> [DIRECTIONS FOR THIS TASK] Return the full listing exactly as it is written.

┏━━

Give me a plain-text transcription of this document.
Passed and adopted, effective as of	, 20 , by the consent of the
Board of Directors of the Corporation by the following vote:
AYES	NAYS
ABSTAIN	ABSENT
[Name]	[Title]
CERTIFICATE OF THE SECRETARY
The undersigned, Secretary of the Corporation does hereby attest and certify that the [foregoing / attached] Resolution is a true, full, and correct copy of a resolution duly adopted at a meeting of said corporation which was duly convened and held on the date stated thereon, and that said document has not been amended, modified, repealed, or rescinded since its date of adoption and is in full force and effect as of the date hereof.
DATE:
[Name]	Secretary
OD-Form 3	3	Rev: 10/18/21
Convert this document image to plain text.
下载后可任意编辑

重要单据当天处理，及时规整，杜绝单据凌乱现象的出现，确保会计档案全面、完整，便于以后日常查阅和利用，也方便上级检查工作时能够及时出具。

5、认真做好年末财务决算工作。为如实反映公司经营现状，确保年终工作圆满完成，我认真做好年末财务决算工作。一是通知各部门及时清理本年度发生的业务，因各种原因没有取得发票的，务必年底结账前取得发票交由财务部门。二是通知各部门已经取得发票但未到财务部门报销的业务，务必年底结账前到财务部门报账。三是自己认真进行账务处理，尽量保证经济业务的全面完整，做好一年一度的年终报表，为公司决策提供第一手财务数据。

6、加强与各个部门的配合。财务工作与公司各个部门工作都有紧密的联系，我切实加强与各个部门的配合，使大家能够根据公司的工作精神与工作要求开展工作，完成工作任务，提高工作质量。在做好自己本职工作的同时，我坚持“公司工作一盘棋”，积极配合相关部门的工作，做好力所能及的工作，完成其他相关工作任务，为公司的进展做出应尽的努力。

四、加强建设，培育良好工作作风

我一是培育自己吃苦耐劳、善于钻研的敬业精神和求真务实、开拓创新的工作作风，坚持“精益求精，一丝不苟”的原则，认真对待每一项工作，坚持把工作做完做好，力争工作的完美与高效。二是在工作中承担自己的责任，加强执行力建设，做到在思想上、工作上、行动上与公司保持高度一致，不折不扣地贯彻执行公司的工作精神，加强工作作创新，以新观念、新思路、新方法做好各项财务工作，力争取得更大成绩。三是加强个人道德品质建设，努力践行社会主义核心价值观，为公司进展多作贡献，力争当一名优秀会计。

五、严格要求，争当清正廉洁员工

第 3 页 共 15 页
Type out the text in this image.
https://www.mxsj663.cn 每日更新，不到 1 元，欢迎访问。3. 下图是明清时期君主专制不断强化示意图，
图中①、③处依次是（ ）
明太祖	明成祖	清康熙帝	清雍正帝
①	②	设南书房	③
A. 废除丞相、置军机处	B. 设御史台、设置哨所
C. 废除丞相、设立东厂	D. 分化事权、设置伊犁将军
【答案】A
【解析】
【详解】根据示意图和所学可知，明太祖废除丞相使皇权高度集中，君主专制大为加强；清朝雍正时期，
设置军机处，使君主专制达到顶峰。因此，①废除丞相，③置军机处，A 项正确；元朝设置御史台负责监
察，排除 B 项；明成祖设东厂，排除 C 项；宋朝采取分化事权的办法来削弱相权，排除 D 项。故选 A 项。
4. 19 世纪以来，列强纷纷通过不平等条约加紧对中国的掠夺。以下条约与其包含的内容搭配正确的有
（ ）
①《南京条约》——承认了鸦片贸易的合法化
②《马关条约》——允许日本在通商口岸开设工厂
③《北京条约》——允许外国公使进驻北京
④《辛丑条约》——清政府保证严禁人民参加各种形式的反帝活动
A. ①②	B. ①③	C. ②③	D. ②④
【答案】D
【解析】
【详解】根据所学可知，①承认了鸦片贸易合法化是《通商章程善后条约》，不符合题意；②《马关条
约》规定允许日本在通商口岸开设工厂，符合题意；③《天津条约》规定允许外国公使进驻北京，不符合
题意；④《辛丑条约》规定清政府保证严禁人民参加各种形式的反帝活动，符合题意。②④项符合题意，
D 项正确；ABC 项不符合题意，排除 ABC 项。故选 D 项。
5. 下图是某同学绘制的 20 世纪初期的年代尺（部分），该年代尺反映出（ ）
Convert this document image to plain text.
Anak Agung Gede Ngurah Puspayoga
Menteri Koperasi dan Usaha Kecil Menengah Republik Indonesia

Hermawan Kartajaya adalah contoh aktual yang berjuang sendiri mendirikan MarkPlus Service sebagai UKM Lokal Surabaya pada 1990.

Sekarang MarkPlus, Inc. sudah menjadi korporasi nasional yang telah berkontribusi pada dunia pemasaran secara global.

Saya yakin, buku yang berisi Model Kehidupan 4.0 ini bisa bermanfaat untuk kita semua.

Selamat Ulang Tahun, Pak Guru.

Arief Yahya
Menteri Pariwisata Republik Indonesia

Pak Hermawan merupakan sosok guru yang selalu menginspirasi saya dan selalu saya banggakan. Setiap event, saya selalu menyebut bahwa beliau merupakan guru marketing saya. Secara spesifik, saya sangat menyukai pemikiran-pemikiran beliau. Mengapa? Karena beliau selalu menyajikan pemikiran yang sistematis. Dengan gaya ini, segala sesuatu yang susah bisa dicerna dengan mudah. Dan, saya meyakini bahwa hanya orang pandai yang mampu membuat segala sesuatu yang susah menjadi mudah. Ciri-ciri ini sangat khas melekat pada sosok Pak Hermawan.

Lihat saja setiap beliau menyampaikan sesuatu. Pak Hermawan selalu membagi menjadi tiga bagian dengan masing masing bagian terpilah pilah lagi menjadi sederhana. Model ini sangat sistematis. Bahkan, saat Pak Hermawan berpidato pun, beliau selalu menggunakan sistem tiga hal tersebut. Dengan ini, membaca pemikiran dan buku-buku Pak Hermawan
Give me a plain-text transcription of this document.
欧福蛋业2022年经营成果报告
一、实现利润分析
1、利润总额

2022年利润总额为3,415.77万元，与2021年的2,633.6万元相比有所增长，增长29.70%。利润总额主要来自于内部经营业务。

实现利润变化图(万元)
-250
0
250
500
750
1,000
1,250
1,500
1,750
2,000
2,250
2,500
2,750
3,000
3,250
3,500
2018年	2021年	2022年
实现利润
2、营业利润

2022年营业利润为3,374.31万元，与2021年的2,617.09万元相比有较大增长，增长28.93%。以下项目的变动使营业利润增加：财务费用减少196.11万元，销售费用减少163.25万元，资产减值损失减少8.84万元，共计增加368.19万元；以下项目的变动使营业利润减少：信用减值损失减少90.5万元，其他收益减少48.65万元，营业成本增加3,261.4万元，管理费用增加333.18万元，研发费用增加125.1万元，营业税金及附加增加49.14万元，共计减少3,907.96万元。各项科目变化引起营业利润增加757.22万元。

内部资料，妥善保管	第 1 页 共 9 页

┗━━

> [EXPECTED ANSWER]
Give me a plain-text transcription of this document.
Passed and adopted, effective as of	, 20 , by the consent of the
Board of Directors of the Corporation by the following vote:
AYES	NAYS
ABSTAIN	ABSENT
[Name]	[Title]
CERTIFICATE OF THE SECRETARY
The undersigned, Secretary of the Corporation does hereby attest and certify that the [foregoing / attached] Resolution is a true, full, and correct copy of a resolution duly adopted at a meeting of said corporation which was duly convened and held on the date stated thereon, and that said document has not been amended, modified, repealed, or rescinded since its date of adoption and is in full force and effect as of the date hereof.
DATE:
[Name]	Secretary
OD-Form 3	3	Rev: 10/18/21
Convert this document image to plain text.
下载后可任意编辑

重要单据当天处理，及时规整，杜绝单据凌乱现象的出现，确保会计档案全面、完整，便于以后日常查阅和利用，也方便上级检查工作时能够及时出具。

5、认真做好年末财务决算工作。为如实反映公司经营现状，确保年终工作圆满完成，我认真做好年末财务决算工作。一是通知各部门及时清理本年度发生的业务，因各种原因没有取得发票的，务必年底结账前取得发票交由财务部门。二是通知各部门已经取得发票但未到财务部门报销的业务，务必年底结账前到财务部门报账。三是自己认真进行账务处理，尽量保证经济业务的全面完整，做好一年一度的年终报表，为公司决策提供第一手财务数据。

6、加强与各个部门的配合。财务工作与公司各个部门工作都有紧密的联系，我切实加强与各个部门的配合，使大家能够根据公司的工作精神与工作要求开展工作，完成工作任务，提高工作质量。在做好自己本职工作的同时，我坚持“公司工作一盘棋”，积极配合相关部门的工作，做好力所能及的工作，完成其他相关工作任务，为公司的进展做出应尽的努力。

四、加强建设，培育良好工作作风

我一是培育自己吃苦耐劳、善于钻研的敬业精神和求真务实、开拓创新的工作作风，坚持“精益求精，一丝不苟”的原则，认真对待每一项工作，坚持把工作做完做好，力争工作的完美与高效。二是在工作中承担自己的责任，加强执行力建设，做到在思想上、工作上、行动上与公司保持高度一致，不折不扣地贯彻执行公司的工作精神，加强工作作创新，以新观念、新思路、新方法做好各项财务工作，力争取得更大成绩。三是加强个人道德品质建设，努力践行社会主义核心价值观，为公司进展多作贡献，力争当一名优秀会计。

五、严格要求，争当清正廉洁员工

第 3 页 共 15 页
Type out the text in this image.
https://www.mxsj663.cn 每日更新，不到 1 元，欢迎访问。3. 下图是明清时期君主专制不断强化示意图，
图中①、③处依次是（ ）
明太祖	明成祖	清康熙帝	清雍正帝
①	②	设南书房	③
A. 废除丞相、置军机处	B. 设御史台、设置哨所
C. 废除丞相、设立东厂	D. 分化事权、设置伊犁将军
【答案】A
【解析】
【详解】根据示意图和所学可知，明太祖废除丞相使皇权高度集中，君主专制大为加强；清朝雍正时期，
设置军机处，使君主专制达到顶峰。因此，①废除丞相，③置军机处，A 项正确；元朝设置御史台负责监
察，排除 B 项；明成祖设东厂，排除 C 项；宋朝采取分化事权的办法来削弱相权，排除 D 项。故选 A 项。
4. 19 世纪以来，列强纷纷通过不平等条约加紧对中国的掠夺。以下条约与其包含的内容搭配正确的有
（ ）
①《南京条约》——承认了鸦片贸易的合法化
②《马关条约》——允许日本在通商口岸开设工厂
③《北京条约》——允许外国公使进驻北京
④《辛丑条约》——清政府保证严禁人民参加各种形式的反帝活动
A. ①②	B. ①③	C. ②③	D. ②④
【答案】D
【解析】
【详解】根据所学可知，①承认了鸦片贸易合法化是《通商章程善后条约》，不符合题意；②《马关条
约》规定允许日本在通商口岸开设工厂，符合题意；③《天津条约》规定允许外国公使进驻北京，不符合
题意；④《辛丑条约》规定清政府保证严禁人民参加各种形式的反帝活动，符合题意。②④项符合题意，
D 项正确；ABC 项不符合题意，排除 ABC 项。故选 D 项。
5. 下图是某同学绘制的 20 世纪初期的年代尺（部分），该年代尺反映出（ ）
Convert this document image to plain text.
Anak Agung Gede Ngurah Puspayoga
Menteri Koperasi dan Usaha Kecil Menengah Republik Indonesia

Hermawan Kartajaya adalah contoh aktual yang berjuang sendiri mendirikan MarkPlus Service sebagai UKM Lokal Surabaya pada 1990.

Sekarang MarkPlus, Inc. sudah menjadi korporasi nasional yang telah berkontribusi pada dunia pemasaran secara global.

Saya yakin, buku yang berisi Model Kehidupan 4.0 ini bisa bermanfaat untuk kita semua.

Selamat Ulang Tahun, Pak Guru.

Arief Yahya
Menteri Pariwisata Republik Indonesia

Pak Hermawan merupakan sosok guru yang selalu menginspirasi saya dan selalu saya banggakan. Setiap event, saya selalu menyebut bahwa beliau merupakan guru marketing saya. Secara spesifik, saya sangat menyukai pemikiran-pemikiran beliau. Mengapa? Karena beliau selalu menyajikan pemikiran yang sistematis. Dengan gaya ini, segala sesuatu yang susah bisa dicerna dengan mudah. Dan, saya meyakini bahwa hanya orang pandai yang mampu membuat segala sesuatu yang susah menjadi mudah. Ciri-ciri ini sangat khas melekat pada sosok Pak Hermawan.

Lihat saja setiap beliau menyampaikan sesuatu. Pak Hermawan selalu membagi menjadi tiga bagian dengan masing masing bagian terpilah pilah lagi menjadi sederhana. Model ini sangat sistematis. Bahkan, saat Pak Hermawan berpidato pun, beliau selalu menggunakan sistem tiga hal tersebut. Dengan ini, membaca pemikiran dan buku-buku Pak Hermawan
Give me a plain-text transcription of this document.
欧福蛋业2022年经营成果报告
一、实现利润分析
1、利润总额

2022年利润总额为3,415.77万元，与2021年的2,633.6万元相比有所增长，增长29.70%。利润总额主要来自于内部经营业务。

实现利润变化图(万元)
-250
0
250
500
750
1,000
1,250
1,500
1,750
2,000
2,250
2,500
2,750
3,000
3,250
3,500
2018年	2021年	2022年
实现利润
2、营业利润

2022年营业利润为3,374.31万元，与2021年的2,617.09万元相比有较大增长，增长28.93%。以下项目的变动使营业利润增加：财务费用减少196.11万元，销售费用减少163.25万元，资产减值损失减少8.84万元，共计增加368.19万元；以下项目的变动使营业利润减少：信用减值损失减少90.5万元，其他收益减少48.65万元，营业成本增加3,261.4万元，管理费用增加333.18万元，研发费用增加125.1万元，营业税金及附加增加49.14万元，共计减少3,907.96万元。各项科目变化引起营业利润增加757.22万元。

内部资料，妥善保管	第 1 页 共 9 页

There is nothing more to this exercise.